* BEGIN Extracted entries *

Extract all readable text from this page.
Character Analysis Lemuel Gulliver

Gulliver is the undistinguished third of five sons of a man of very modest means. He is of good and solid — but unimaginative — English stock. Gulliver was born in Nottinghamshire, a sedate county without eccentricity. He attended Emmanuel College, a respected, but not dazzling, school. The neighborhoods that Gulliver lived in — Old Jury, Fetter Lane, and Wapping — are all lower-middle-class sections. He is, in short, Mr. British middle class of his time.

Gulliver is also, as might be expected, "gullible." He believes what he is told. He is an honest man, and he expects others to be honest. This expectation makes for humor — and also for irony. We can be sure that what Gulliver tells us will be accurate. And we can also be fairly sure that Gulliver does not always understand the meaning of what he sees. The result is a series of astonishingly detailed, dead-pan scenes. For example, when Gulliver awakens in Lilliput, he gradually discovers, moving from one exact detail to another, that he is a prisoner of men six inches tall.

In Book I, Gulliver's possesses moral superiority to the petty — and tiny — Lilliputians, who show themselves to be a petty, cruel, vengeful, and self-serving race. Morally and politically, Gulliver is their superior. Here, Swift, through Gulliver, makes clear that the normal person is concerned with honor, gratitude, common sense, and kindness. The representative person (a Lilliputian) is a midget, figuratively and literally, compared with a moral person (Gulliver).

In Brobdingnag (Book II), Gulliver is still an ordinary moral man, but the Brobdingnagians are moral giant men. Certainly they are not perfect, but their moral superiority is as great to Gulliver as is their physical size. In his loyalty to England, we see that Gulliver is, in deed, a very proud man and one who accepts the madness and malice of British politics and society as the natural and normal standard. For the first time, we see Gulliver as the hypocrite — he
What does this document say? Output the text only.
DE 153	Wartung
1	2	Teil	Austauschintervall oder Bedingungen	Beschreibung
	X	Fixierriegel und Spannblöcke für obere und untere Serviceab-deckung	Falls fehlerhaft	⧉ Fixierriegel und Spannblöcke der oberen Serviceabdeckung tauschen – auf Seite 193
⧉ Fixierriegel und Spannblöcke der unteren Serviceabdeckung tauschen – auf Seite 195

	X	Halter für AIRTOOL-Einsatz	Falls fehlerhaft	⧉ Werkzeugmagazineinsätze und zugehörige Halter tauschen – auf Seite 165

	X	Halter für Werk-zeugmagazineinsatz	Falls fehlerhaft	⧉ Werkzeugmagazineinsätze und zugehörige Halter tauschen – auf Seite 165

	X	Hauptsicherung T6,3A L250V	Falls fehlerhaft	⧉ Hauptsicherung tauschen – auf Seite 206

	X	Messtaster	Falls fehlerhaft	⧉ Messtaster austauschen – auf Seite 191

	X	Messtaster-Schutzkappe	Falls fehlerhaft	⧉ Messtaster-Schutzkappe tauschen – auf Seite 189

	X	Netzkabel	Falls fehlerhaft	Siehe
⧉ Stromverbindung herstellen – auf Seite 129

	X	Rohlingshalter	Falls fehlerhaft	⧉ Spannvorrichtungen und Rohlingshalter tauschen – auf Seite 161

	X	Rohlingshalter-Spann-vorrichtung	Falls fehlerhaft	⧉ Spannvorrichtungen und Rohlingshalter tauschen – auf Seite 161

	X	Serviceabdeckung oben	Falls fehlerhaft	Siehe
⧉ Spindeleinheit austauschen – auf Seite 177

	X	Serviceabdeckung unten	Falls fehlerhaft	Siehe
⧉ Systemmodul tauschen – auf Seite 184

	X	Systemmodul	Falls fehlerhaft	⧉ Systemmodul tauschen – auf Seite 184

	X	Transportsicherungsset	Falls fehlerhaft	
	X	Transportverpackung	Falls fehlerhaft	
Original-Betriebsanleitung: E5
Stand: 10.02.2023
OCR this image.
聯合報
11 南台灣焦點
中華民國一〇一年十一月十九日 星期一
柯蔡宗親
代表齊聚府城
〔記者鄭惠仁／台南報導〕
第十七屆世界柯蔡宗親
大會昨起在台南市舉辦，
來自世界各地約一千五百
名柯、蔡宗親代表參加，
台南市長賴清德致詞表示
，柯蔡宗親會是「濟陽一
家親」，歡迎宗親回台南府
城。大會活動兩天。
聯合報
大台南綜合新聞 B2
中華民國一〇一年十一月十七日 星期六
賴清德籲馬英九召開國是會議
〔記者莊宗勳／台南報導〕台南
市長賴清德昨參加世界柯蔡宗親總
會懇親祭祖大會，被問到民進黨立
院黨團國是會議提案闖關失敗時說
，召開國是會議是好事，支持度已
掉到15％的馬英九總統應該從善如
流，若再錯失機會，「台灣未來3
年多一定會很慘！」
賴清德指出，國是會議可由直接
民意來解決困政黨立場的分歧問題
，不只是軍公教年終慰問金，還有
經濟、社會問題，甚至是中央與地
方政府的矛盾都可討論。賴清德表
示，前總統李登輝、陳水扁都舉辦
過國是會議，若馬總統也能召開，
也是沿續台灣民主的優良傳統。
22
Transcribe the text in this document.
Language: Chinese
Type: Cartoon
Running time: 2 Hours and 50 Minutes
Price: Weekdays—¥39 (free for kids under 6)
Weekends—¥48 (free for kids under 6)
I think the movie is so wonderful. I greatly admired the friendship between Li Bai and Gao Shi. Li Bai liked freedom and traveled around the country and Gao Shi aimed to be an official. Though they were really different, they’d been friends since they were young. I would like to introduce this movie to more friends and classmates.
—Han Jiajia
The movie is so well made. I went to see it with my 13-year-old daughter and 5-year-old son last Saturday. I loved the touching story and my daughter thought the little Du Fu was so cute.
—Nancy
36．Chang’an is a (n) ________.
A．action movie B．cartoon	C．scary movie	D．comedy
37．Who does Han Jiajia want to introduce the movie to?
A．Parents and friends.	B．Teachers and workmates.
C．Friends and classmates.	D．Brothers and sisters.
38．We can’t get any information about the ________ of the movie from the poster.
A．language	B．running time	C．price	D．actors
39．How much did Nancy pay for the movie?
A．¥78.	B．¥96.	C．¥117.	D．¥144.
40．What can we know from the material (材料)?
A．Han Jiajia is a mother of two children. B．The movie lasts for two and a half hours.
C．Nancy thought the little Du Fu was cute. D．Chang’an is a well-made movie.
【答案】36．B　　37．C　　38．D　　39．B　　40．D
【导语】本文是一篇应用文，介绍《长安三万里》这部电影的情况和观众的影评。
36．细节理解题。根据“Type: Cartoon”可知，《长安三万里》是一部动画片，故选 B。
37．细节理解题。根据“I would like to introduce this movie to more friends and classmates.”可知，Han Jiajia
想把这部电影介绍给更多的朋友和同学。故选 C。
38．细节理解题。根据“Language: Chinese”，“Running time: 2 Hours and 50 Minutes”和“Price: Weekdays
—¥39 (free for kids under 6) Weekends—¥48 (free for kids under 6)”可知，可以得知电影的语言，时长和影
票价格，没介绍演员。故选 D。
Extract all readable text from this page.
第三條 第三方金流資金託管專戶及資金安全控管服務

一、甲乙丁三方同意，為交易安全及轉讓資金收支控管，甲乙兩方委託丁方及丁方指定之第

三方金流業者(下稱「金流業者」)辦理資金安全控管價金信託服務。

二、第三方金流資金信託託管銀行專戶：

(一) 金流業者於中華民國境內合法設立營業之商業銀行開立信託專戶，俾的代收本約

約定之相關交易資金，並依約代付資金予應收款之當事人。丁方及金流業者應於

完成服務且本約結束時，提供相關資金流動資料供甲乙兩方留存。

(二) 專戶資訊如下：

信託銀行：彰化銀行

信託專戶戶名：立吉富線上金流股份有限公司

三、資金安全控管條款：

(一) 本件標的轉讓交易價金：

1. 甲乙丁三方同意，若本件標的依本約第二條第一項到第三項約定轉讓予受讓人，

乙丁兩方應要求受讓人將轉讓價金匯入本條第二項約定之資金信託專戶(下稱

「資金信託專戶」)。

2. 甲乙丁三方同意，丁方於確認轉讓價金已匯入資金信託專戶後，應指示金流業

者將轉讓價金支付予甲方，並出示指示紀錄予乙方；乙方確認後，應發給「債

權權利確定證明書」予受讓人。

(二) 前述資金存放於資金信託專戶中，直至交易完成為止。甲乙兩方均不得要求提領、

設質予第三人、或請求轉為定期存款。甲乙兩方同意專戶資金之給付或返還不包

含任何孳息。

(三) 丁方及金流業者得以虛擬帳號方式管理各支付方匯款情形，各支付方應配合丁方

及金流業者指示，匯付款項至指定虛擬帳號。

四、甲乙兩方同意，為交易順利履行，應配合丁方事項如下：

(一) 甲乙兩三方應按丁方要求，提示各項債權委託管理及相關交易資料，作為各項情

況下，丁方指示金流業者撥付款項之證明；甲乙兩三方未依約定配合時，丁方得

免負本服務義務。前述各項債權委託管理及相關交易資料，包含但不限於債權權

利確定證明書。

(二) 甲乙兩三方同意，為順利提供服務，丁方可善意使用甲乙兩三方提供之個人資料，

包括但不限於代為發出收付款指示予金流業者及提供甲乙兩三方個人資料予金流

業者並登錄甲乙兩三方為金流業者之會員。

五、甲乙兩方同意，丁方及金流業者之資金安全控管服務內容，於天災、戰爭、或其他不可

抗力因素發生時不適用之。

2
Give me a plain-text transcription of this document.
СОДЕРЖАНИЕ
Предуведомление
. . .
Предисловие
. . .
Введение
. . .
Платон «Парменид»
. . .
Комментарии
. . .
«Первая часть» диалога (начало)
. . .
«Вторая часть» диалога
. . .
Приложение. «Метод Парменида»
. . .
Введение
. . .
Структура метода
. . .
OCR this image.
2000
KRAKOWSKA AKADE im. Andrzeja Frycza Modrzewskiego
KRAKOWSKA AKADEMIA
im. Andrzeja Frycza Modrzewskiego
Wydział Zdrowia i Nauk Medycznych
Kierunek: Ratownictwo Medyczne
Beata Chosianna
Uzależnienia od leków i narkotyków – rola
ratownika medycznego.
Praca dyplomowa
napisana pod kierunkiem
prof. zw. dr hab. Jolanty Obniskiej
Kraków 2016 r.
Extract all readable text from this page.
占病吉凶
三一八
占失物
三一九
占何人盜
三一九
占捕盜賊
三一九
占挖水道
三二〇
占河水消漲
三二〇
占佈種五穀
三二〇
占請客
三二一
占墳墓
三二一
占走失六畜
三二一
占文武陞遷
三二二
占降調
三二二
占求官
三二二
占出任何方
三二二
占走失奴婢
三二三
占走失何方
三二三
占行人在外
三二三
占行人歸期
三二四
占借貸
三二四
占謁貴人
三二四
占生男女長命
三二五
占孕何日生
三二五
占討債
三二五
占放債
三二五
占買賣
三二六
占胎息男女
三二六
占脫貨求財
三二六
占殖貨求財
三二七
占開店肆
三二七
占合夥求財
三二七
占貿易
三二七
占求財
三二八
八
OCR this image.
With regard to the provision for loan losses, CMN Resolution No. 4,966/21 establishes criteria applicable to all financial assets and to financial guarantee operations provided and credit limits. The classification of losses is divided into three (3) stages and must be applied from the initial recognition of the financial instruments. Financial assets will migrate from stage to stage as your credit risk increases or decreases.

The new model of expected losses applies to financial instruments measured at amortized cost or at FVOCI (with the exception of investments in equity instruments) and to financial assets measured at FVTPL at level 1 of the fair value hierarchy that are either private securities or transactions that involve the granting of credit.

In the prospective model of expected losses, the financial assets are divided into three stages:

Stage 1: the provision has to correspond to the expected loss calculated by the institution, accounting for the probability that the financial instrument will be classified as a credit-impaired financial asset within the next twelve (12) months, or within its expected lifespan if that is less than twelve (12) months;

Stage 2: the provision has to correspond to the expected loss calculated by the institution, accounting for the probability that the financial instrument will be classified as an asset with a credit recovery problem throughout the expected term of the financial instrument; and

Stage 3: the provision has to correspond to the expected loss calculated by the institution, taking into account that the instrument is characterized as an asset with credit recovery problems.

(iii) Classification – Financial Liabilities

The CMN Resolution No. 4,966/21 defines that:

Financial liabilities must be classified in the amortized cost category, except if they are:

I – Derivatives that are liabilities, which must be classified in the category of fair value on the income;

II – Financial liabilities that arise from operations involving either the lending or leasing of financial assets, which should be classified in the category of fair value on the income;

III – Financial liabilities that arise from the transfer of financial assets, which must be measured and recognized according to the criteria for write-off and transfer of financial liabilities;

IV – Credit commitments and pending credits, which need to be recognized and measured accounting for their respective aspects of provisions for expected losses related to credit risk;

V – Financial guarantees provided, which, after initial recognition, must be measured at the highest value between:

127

* END Extracted entries *

- _Set problem_
Above are the records; copy every line in them that holds the word "well".

- _Written solution_
The movie is so well made. I went to see it with my 13-year-old daughter and 5-year-old son last Saturday. I loved the touching story and my daughter thought the little Du Fu was so cute.
C．Nancy thought the little Du Fu was cute. D．Chang’an is a well-made movie.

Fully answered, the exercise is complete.